_Data lines:_
* * *

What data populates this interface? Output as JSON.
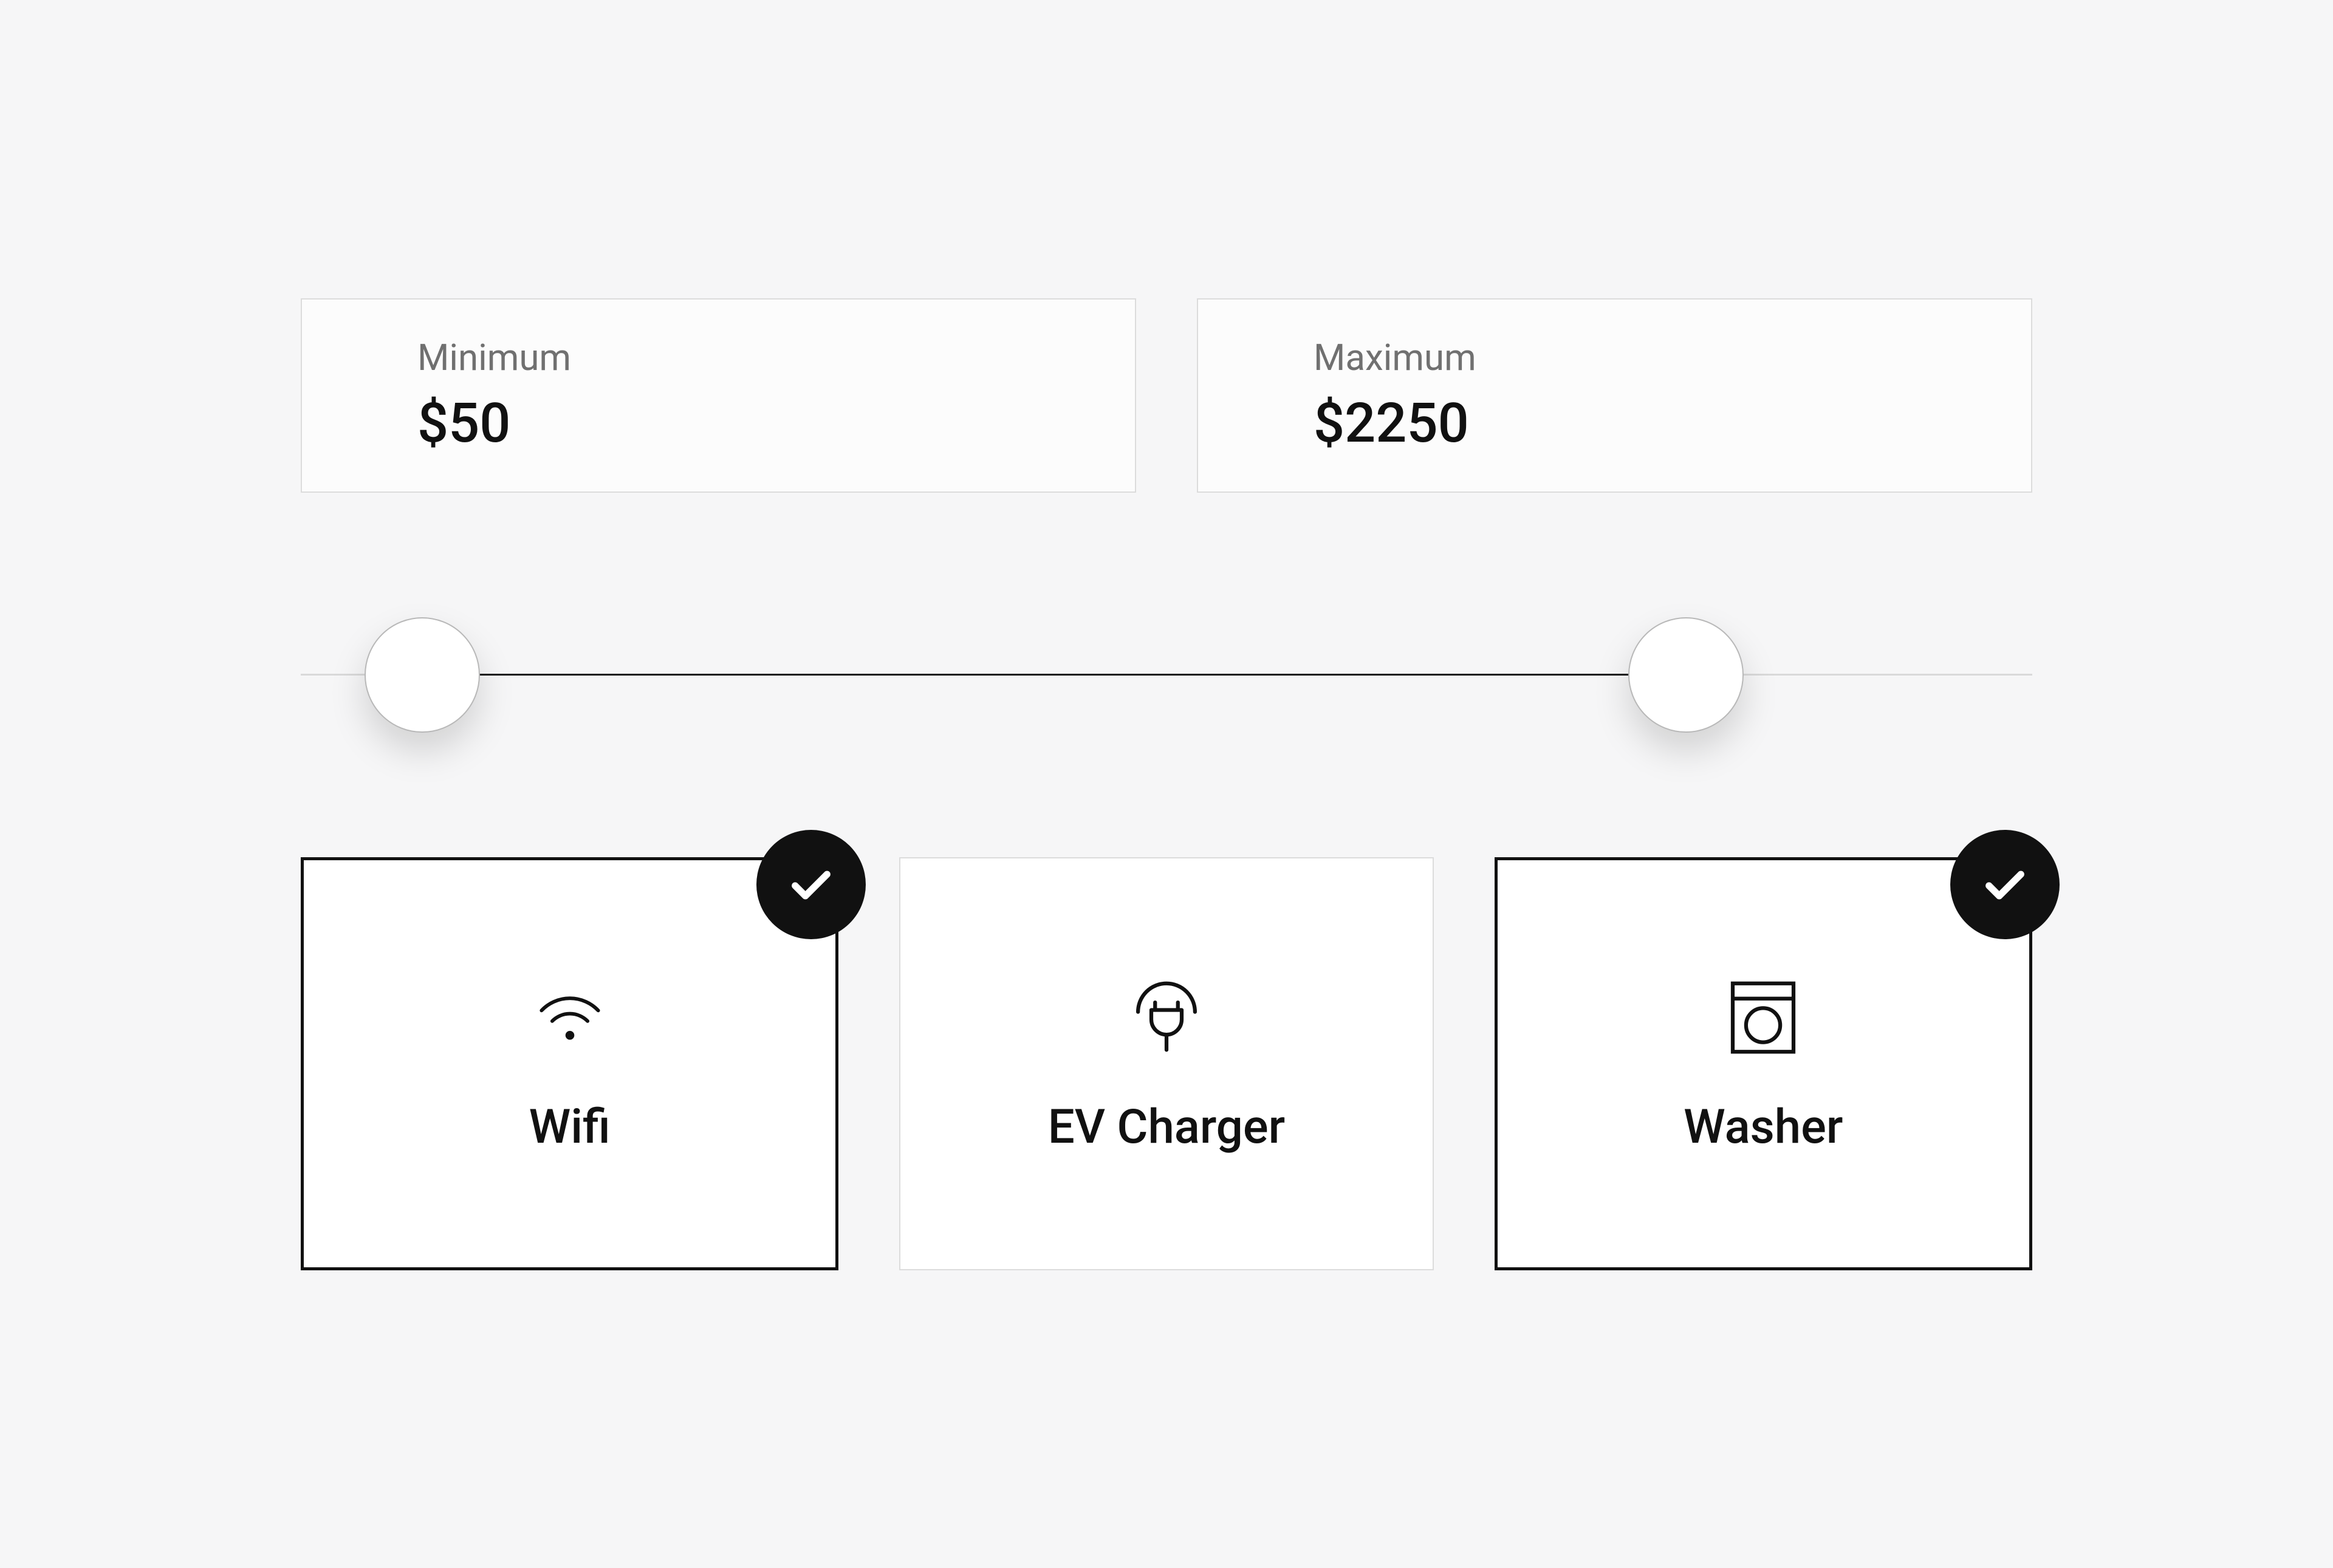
{
  "price": {
    "min_label": "Minimum",
    "min_value": "$50",
    "max_label": "Maximum",
    "max_value": "$2250",
    "slider": {
      "min_pct": 7,
      "max_pct": 80
    }
  },
  "amenities": {
    "wifi": {
      "label": "Wifi",
      "selected": true
    },
    "ev": {
      "label": "EV Charger",
      "selected": false
    },
    "washer": {
      "label": "Washer",
      "selected": true
    }
  }
}
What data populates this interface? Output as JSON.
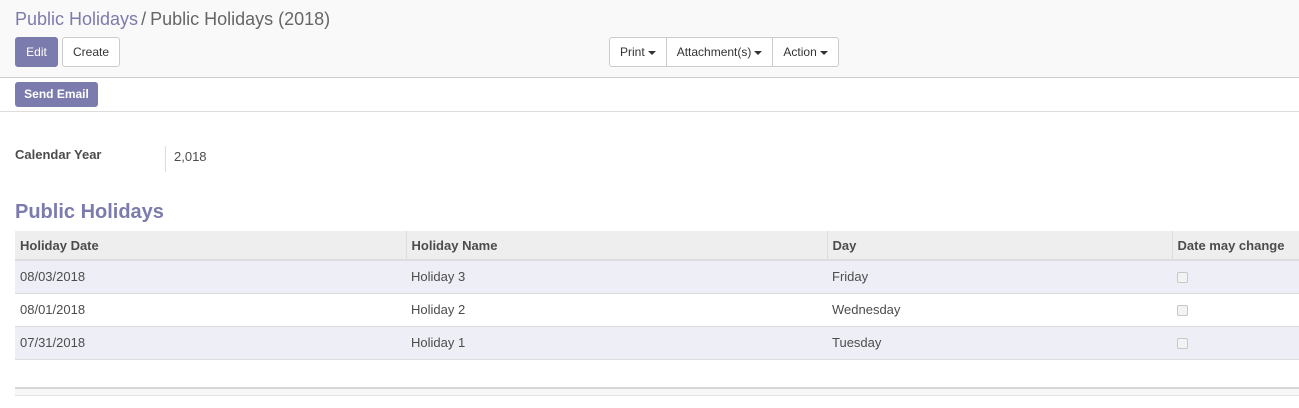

* * *

_Task brief:_ Retype every entry verbatim and exclude the pictures from the copy.

_Reply:_
What data populates this interface? Output as JSON.
{
  "price": {
    "min_label": "Minimum",
    "min_value": "$50",
    "max_label": "Maximum",
    "max_value": "$2250",
    "slider": {
      "min_pct": 7,
      "max_pct": 80
    }
  },
  "amenities": {
    "wifi": {
      "label": "Wifi",
      "selected": true
    },
    "ev": {
      "label": "EV Charger",
      "selected": false
    },
    "washer": {
      "label": "Washer",
      "selected": true
    }
  }
}
What data populates this interface? Output as JSON.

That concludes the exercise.